Stored entries:
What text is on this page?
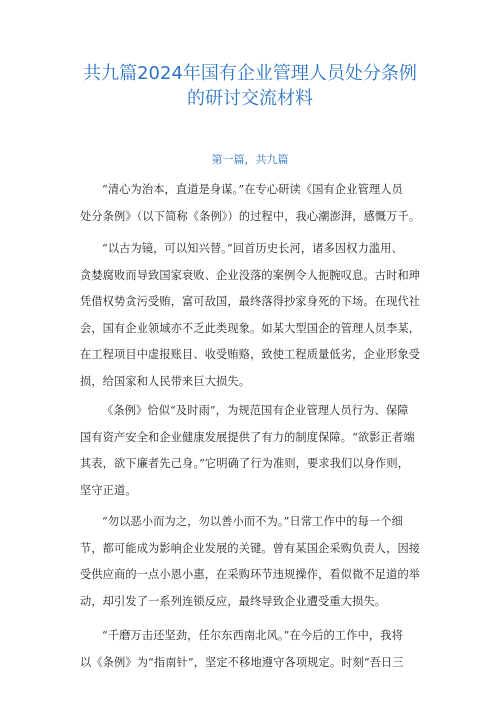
共九篇2024年国有企业管理人员处分条例
的研讨交流材料
第一篇，共九篇

“清心为治本，直道是身谋。”在专心研读《国有企业管理人员
处分条例》（以下简称《条例》）的过程中，我心潮澎湃，感慨万千。

“以古为镜，可以知兴替。”回首历史长河，诸多因权力滥用、
贪婪腐败而导致国家衰败、企业没落的案例令人扼腕叹息。古时和珅
凭借权势贪污受贿，富可敌国，最终落得抄家身死的下场。在现代社
会，国有企业领域亦不乏此类现象。如某大型国企的管理人员李某，
在工程项目中虚报账目、收受贿赂，致使工程质量低劣，企业形象受
损，给国家和人民带来巨大损失。

《条例》恰似“及时雨”，为规范国有企业管理人员行为、保障
国有资产安全和企业健康发展提供了有力的制度保障。“欲影正者端
其表，欲下廉者先己身。”它明确了行为准则，要求我们以身作则，
坚守正道。

“勿以恶小而为之，勿以善小而不为。”日常工作中的每一个细
节，都可能成为影响企业发展的关键。曾有某国企采购负责人，因接
受供应商的一点小恩小惠，在采购环节违规操作，看似微不足道的举
动，却引发了一系列连锁反应，最终导致企业遭受重大损失。

“千磨万击还坚劲，任尔东西南北风。”在今后的工作中，我将
以《条例》为“指南针”，坚定不移地遵守各项规定。时刻“吾日三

**Requirement:** Repeat the listing verbatim. Skip the pictures.

**The reply:**
What text is on this page?
共九篇2024年国有企业管理人员处分条例
的研讨交流材料
第一篇，共九篇

“清心为治本，直道是身谋。”在专心研读《国有企业管理人员
处分条例》（以下简称《条例》）的过程中，我心潮澎湃，感慨万千。

“以古为镜，可以知兴替。”回首历史长河，诸多因权力滥用、
贪婪腐败而导致国家衰败、企业没落的案例令人扼腕叹息。古时和珅
凭借权势贪污受贿，富可敌国，最终落得抄家身死的下场。在现代社
会，国有企业领域亦不乏此类现象。如某大型国企的管理人员李某，
在工程项目中虚报账目、收受贿赂，致使工程质量低劣，企业形象受
损，给国家和人民带来巨大损失。

《条例》恰似“及时雨”，为规范国有企业管理人员行为、保障
国有资产安全和企业健康发展提供了有力的制度保障。“欲影正者端
其表，欲下廉者先己身。”它明确了行为准则，要求我们以身作则，
坚守正道。

“勿以恶小而为之，勿以善小而不为。”日常工作中的每一个细
节，都可能成为影响企业发展的关键。曾有某国企采购负责人，因接
受供应商的一点小恩小惠，在采购环节违规操作，看似微不足道的举
动，却引发了一系列连锁反应，最终导致企业遭受重大损失。

“千磨万击还坚劲，任尔东西南北风。”在今后的工作中，我将
以《条例》为“指南针”，坚定不移地遵守各项规定。时刻“吾日三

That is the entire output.